(Region and label listings)
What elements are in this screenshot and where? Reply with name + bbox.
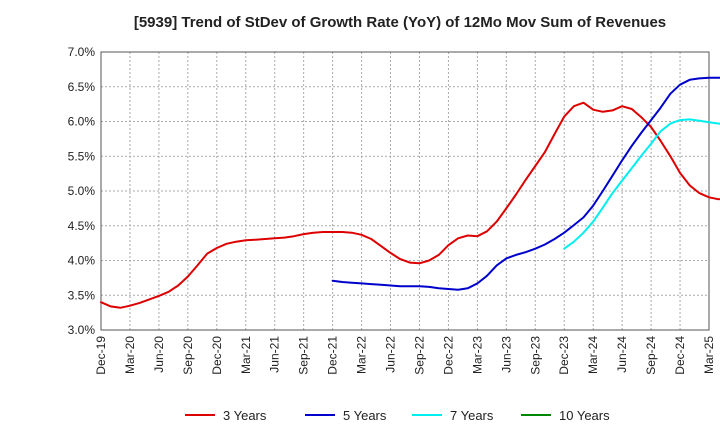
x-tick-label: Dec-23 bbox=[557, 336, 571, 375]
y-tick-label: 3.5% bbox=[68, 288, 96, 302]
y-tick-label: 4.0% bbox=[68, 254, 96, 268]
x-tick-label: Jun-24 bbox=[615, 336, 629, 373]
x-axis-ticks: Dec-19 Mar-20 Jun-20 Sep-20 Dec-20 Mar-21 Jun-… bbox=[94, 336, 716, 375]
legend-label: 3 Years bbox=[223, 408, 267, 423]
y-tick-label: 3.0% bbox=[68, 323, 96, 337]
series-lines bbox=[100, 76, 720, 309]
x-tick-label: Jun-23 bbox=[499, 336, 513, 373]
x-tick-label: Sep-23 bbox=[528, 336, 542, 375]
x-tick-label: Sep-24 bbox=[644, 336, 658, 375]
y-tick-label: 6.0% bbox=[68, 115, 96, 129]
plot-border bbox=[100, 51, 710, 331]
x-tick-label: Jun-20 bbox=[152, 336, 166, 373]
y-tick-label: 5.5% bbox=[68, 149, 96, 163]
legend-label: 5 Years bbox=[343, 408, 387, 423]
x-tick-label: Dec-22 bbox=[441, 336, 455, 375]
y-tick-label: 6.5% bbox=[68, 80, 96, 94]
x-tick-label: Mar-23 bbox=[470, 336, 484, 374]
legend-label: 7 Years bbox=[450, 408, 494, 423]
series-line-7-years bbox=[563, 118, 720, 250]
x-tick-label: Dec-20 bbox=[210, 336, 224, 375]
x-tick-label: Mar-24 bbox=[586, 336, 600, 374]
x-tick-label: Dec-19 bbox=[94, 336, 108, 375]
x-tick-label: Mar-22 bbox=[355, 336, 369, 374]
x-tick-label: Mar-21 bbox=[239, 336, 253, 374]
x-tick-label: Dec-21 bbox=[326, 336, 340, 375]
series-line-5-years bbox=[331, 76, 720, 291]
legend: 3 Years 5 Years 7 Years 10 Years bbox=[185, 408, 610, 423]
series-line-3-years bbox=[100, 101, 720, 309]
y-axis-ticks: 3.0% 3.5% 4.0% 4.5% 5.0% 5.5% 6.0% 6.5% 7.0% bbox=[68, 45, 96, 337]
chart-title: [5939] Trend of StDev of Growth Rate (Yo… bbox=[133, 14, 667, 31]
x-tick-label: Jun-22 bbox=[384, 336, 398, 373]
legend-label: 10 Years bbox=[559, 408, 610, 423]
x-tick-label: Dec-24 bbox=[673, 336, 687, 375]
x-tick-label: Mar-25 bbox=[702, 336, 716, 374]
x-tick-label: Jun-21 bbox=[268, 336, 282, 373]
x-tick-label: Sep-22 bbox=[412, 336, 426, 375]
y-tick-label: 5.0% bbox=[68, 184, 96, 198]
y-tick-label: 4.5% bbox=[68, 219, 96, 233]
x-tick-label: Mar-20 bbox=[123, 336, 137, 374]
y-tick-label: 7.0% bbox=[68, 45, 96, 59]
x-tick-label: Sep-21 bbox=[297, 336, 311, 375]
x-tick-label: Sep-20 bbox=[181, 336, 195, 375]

:: Task instructions ::
Please reproduce every line of the entries above verbatim, omitting the pictures.

:: Response below ::
What elements are in this screenshot and where? Reply with name + bbox.
x-tick-label: Dec-23 bbox=[557, 336, 571, 375]
y-tick-label: 3.5% bbox=[68, 288, 96, 302]
y-tick-label: 4.0% bbox=[68, 254, 96, 268]
x-tick-label: Jun-24 bbox=[615, 336, 629, 373]
x-axis-ticks: Dec-19 Mar-20 Jun-20 Sep-20 Dec-20 Mar-21 Jun-… bbox=[94, 336, 716, 375]
legend-label: 3 Years bbox=[223, 408, 267, 423]
y-tick-label: 3.0% bbox=[68, 323, 96, 337]
series-lines bbox=[100, 76, 720, 309]
x-tick-label: Jun-23 bbox=[499, 336, 513, 373]
x-tick-label: Sep-23 bbox=[528, 336, 542, 375]
x-tick-label: Sep-24 bbox=[644, 336, 658, 375]
y-tick-label: 6.0% bbox=[68, 115, 96, 129]
plot-border bbox=[100, 51, 710, 331]
x-tick-label: Jun-20 bbox=[152, 336, 166, 373]
y-tick-label: 5.5% bbox=[68, 149, 96, 163]
legend-label: 5 Years bbox=[343, 408, 387, 423]
x-tick-label: Dec-22 bbox=[441, 336, 455, 375]
y-tick-label: 6.5% bbox=[68, 80, 96, 94]
x-tick-label: Mar-23 bbox=[470, 336, 484, 374]
legend-label: 7 Years bbox=[450, 408, 494, 423]
series-line-7-years bbox=[563, 118, 720, 250]
x-tick-label: Dec-20 bbox=[210, 336, 224, 375]
x-tick-label: Mar-24 bbox=[586, 336, 600, 374]
x-tick-label: Dec-19 bbox=[94, 336, 108, 375]
x-tick-label: Mar-22 bbox=[355, 336, 369, 374]
x-tick-label: Mar-21 bbox=[239, 336, 253, 374]
x-tick-label: Dec-21 bbox=[326, 336, 340, 375]
series-line-5-years bbox=[331, 76, 720, 291]
legend: 3 Years 5 Years 7 Years 10 Years bbox=[185, 408, 610, 423]
series-line-3-years bbox=[100, 101, 720, 309]
y-axis-ticks: 3.0% 3.5% 4.0% 4.5% 5.0% 5.5% 6.0% 6.5% 7.0% bbox=[68, 45, 96, 337]
chart-title: [5939] Trend of StDev of Growth Rate (Yo… bbox=[133, 14, 667, 31]
x-tick-label: Jun-22 bbox=[384, 336, 398, 373]
legend-label: 10 Years bbox=[559, 408, 610, 423]
x-tick-label: Dec-24 bbox=[673, 336, 687, 375]
x-tick-label: Mar-25 bbox=[702, 336, 716, 374]
x-tick-label: Jun-21 bbox=[268, 336, 282, 373]
x-tick-label: Sep-22 bbox=[412, 336, 426, 375]
y-tick-label: 5.0% bbox=[68, 184, 96, 198]
y-tick-label: 4.5% bbox=[68, 219, 96, 233]
x-tick-label: Mar-20 bbox=[123, 336, 137, 374]
y-tick-label: 7.0% bbox=[68, 45, 96, 59]
x-tick-label: Sep-21 bbox=[297, 336, 311, 375]
x-tick-label: Sep-20 bbox=[181, 336, 195, 375]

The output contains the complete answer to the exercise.